┌─ RECORDED DATA

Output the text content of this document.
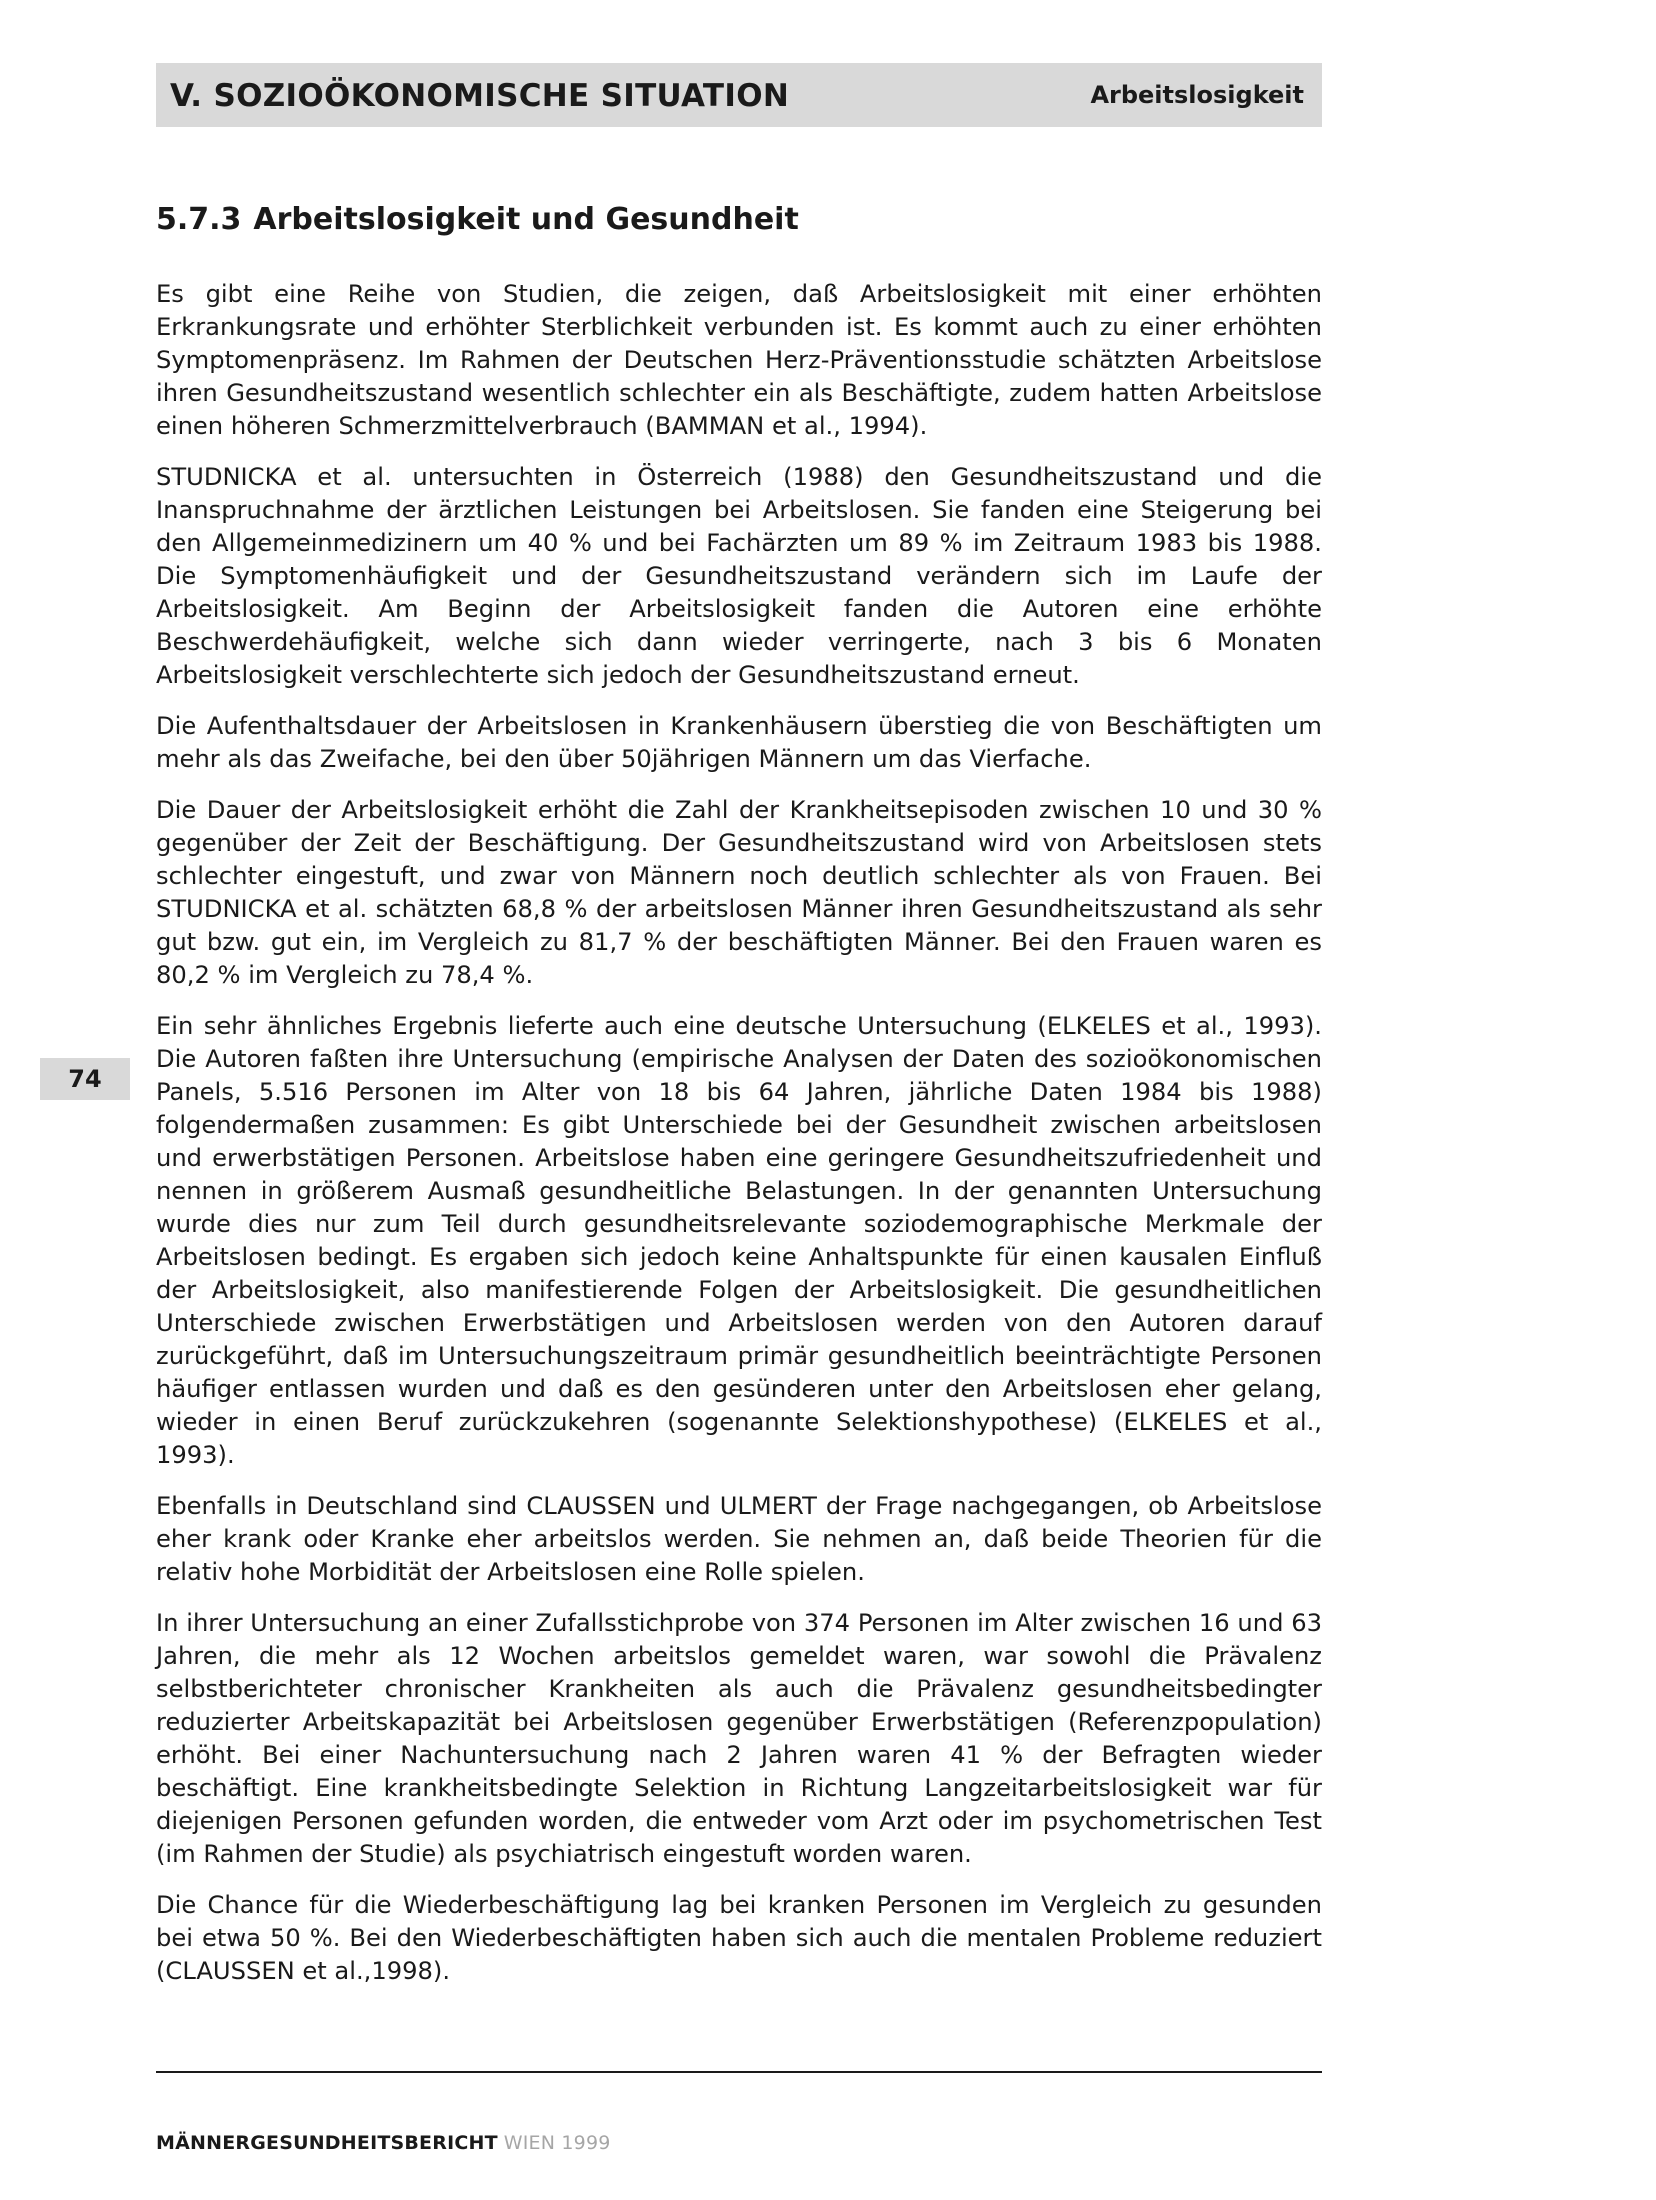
V. SOZIOÖKONOMISCHE SITUATION	Arbeitslosigkeit
5.7.3 Arbeitslosigkeit und Gesundheit

Es gibt eine Reihe von Studien, die zeigen, daß Arbeitslosigkeit mit einer erhöhten Erkrankungsrate und erhöhter Sterblichkeit verbunden ist. Es kommt auch zu einer erhöhten Symptomenpräsenz. Im Rahmen der Deutschen Herz-Präventionsstudie schätzten Arbeitslose ihren Gesundheitszustand wesentlich schlechter ein als Beschäftigte, zudem hatten Arbeitslose einen höheren Schmerzmittelverbrauch (BAMMAN et al., 1994).

STUDNICKA et al. untersuchten in Österreich (1988) den Gesundheitszustand und die Inanspruchnahme der ärztlichen Leistungen bei Arbeitslosen. Sie fanden eine Steigerung bei den Allgemeinmedizinern um 40 % und bei Fachärzten um 89 % im Zeitraum 1983 bis 1988. Die Symptomenhäufigkeit und der Gesundheitszustand verändern sich im Laufe der Arbeitslosigkeit. Am Beginn der Arbeitslosigkeit fanden die Autoren eine erhöhte Beschwerdehäufigkeit, welche sich dann wieder verringerte, nach 3 bis 6 Monaten Arbeitslosigkeit verschlechterte sich jedoch der Gesundheitszustand erneut.

Die Aufenthaltsdauer der Arbeitslosen in Krankenhäusern überstieg die von Beschäftigten um mehr als das Zweifache, bei den über 50jährigen Männern um das Vierfache.

Die Dauer der Arbeitslosigkeit erhöht die Zahl der Krankheitsepisoden zwischen 10 und 30 % gegenüber der Zeit der Beschäftigung. Der Gesundheitszustand wird von Arbeitslosen stets schlechter eingestuft, und zwar von Männern noch deutlich schlechter als von Frauen. Bei STUDNICKA et al. schätzten 68,8 % der arbeitslosen Männer ihren Gesundheitszustand als sehr gut bzw. gut ein, im Vergleich zu 81,7 % der beschäftigten Männer. Bei den Frauen waren es 80,2 % im Vergleich zu 78,4 %.

Ein sehr ähnliches Ergebnis lieferte auch eine deutsche Untersuchung (ELKELES et al., 1993). Die Autoren faßten ihre Untersuchung (empirische Analysen der Daten des sozioökonomischen Panels, 5.516 Personen im Alter von 18 bis 64 Jahren, jährliche Daten 1984 bis 1988) folgendermaßen zusammen: Es gibt Unterschiede bei der Gesundheit zwischen arbeitslosen und erwerbstätigen Personen. Arbeitslose haben eine geringere Gesundheitszufriedenheit und nennen in größerem Ausmaß gesundheitliche Belastungen. In der genannten Untersuchung wurde dies nur zum Teil durch gesundheitsrelevante soziodemographische Merkmale der Arbeitslosen bedingt. Es ergaben sich jedoch keine Anhaltspunkte für einen kausalen Einfluß der Arbeitslosigkeit, also manifestierende Folgen der Arbeitslosigkeit. Die gesundheitlichen Unterschiede zwischen Erwerbstätigen und Arbeitslosen werden von den Autoren darauf zurückgeführt, daß im Untersuchungszeitraum primär gesundheitlich beeinträchtigte Personen häufiger entlassen wurden und daß es den gesünderen unter den Arbeitslosen eher gelang, wieder in einen Beruf zurückzukehren (sogenannte Selektionshypothese) (ELKELES et al., 1993).

Ebenfalls in Deutschland sind CLAUSSEN und ULMERT der Frage nachgegangen, ob Arbeitslose eher krank oder Kranke eher arbeitslos werden. Sie nehmen an, daß beide Theorien für die relativ hohe Morbidität der Arbeitslosen eine Rolle spielen.

In ihrer Untersuchung an einer Zufallsstichprobe von 374 Personen im Alter zwischen 16 und 63 Jahren, die mehr als 12 Wochen arbeitslos gemeldet waren, war sowohl die Prävalenz selbstberichteter chronischer Krankheiten als auch die Prävalenz gesundheitsbedingter reduzierter Arbeitskapazität bei Arbeitslosen gegenüber Erwerbstätigen (Referenzpopulation) erhöht. Bei einer Nachuntersuchung nach 2 Jahren waren 41 % der Befragten wieder beschäftigt. Eine krankheitsbedingte Selektion in Richtung Langzeitarbeitslosigkeit war für diejenigen Personen gefunden worden, die entweder vom Arzt oder im psychometrischen Test (im Rahmen der Studie) als psychiatrisch eingestuft worden waren.

Die Chance für die Wiederbeschäftigung lag bei kranken Personen im Vergleich zu gesunden bei etwa 50 %. Bei den Wiederbeschäftigten haben sich auch die mentalen Probleme reduziert (CLAUSSEN et al.,1998).

74
MÄNNERGESUNDHEITSBERICHT WIEN 1999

└─

PROBLEM TO SOLVE:
In how many lines of the data does the string "mehr" appear? Give only the number.

COMPLETE OUTPUT:
2